▽

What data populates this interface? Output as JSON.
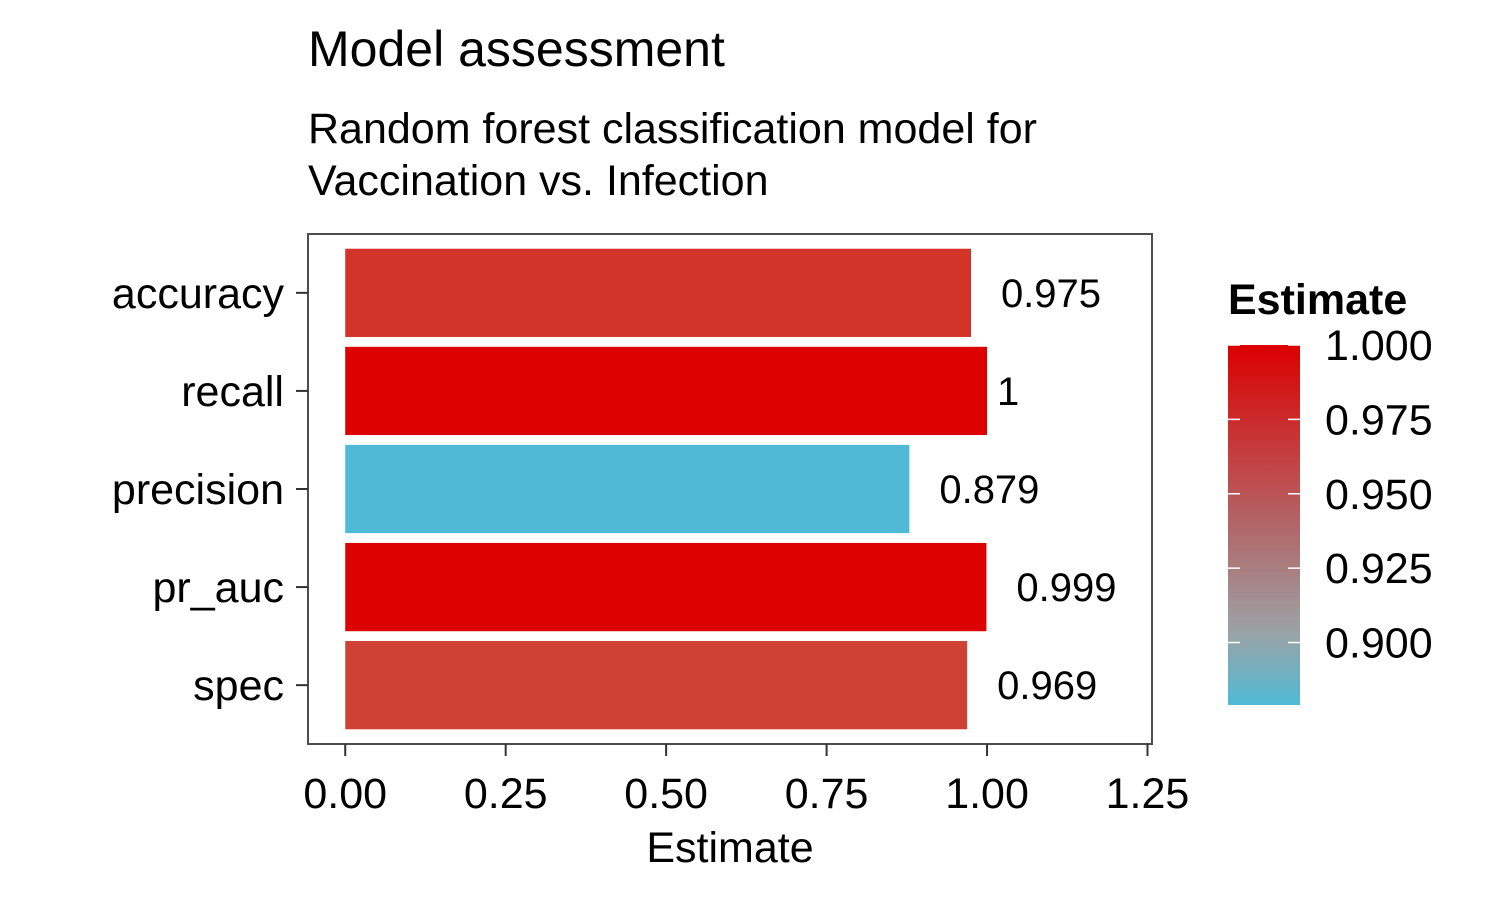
{
  "chart_data": {
    "type": "bar",
    "orientation": "horizontal",
    "title": "Model assessment",
    "subtitle_lines": [
      "Random forest classification model for",
      "Vaccination vs. Infection"
    ],
    "xlabel": "Estimate",
    "ylabel": "",
    "xlim": [
      -0.058,
      1.257
    ],
    "x_ticks": [
      0,
      0.25,
      0.5,
      0.75,
      1.0,
      1.25
    ],
    "x_tick_labels": [
      "0.00",
      "0.25",
      "0.50",
      "0.75",
      "1.00",
      "1.25"
    ],
    "categories": [
      "accuracy",
      "recall",
      "precision",
      "pr_auc",
      "spec"
    ],
    "values": [
      0.975,
      1.0,
      0.879,
      0.999,
      0.969
    ],
    "value_labels": [
      "0.975",
      "1",
      "0.879",
      "0.999",
      "0.969"
    ],
    "grid": false,
    "legend": {
      "title": "Estimate",
      "placement": "right",
      "type": "colorbar",
      "range": [
        0.879,
        1.0
      ],
      "ticks": [
        0.9,
        0.925,
        0.95,
        0.975,
        1.0
      ],
      "tick_labels": [
        "0.900",
        "0.925",
        "0.950",
        "0.975",
        "1.000"
      ],
      "low_color": "#4fbad6",
      "high_color": "#dc0000"
    }
  }
}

△

Problem to solve
Without the pictures, write out the whole listing above exactly as it appears.

Complete output
What data populates this interface? Output as JSON.
{
  "chart_data": {
    "type": "bar",
    "orientation": "horizontal",
    "title": "Model assessment",
    "subtitle_lines": [
      "Random forest classification model for",
      "Vaccination vs. Infection"
    ],
    "xlabel": "Estimate",
    "ylabel": "",
    "xlim": [
      -0.058,
      1.257
    ],
    "x_ticks": [
      0,
      0.25,
      0.5,
      0.75,
      1.0,
      1.25
    ],
    "x_tick_labels": [
      "0.00",
      "0.25",
      "0.50",
      "0.75",
      "1.00",
      "1.25"
    ],
    "categories": [
      "accuracy",
      "recall",
      "precision",
      "pr_auc",
      "spec"
    ],
    "values": [
      0.975,
      1.0,
      0.879,
      0.999,
      0.969
    ],
    "value_labels": [
      "0.975",
      "1",
      "0.879",
      "0.999",
      "0.969"
    ],
    "grid": false,
    "legend": {
      "title": "Estimate",
      "placement": "right",
      "type": "colorbar",
      "range": [
        0.879,
        1.0
      ],
      "ticks": [
        0.9,
        0.925,
        0.95,
        0.975,
        1.0
      ],
      "tick_labels": [
        "0.900",
        "0.925",
        "0.950",
        "0.975",
        "1.000"
      ],
      "low_color": "#4fbad6",
      "high_color": "#dc0000"
    }
  }
}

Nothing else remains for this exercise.